* Problem to work on:
Scan the data below and pick out the lines containing the word "text".
────────
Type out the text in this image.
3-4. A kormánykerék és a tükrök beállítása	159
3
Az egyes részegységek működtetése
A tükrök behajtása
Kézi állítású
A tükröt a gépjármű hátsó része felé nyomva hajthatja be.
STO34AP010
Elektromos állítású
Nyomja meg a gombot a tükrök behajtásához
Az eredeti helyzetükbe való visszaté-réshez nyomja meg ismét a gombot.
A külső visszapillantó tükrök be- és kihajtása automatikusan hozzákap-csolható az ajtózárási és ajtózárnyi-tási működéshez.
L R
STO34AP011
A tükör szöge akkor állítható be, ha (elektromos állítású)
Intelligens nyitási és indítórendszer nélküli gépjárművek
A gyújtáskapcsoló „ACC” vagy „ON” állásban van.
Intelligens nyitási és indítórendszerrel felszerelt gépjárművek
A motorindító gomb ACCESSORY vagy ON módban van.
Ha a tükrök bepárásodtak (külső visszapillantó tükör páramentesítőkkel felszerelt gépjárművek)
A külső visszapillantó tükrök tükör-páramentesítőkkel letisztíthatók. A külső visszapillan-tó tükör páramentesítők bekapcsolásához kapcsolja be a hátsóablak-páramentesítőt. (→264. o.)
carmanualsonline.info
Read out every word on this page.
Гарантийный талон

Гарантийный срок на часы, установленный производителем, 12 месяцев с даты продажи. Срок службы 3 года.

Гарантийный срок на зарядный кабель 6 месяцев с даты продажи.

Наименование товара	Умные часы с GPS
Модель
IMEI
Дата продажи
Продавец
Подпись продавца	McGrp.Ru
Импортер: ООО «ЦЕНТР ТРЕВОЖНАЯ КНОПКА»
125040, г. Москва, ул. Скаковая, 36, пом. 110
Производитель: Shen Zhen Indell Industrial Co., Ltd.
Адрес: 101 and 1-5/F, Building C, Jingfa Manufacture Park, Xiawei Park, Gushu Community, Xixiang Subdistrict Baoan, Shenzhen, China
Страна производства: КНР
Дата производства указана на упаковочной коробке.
────────
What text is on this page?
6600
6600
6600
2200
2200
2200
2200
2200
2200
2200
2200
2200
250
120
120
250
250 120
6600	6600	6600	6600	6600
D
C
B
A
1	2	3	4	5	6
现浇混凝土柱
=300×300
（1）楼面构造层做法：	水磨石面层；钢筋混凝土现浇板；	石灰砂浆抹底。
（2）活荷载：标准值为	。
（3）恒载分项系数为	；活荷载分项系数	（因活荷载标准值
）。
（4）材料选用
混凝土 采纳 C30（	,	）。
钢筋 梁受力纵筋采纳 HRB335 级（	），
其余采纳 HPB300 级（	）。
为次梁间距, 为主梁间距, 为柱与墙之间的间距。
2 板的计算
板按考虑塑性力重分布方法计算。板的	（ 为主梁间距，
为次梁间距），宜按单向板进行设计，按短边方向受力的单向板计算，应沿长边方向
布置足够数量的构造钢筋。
────────
* Answer to this exercise:
Type out the text in this image.
What text is on this page?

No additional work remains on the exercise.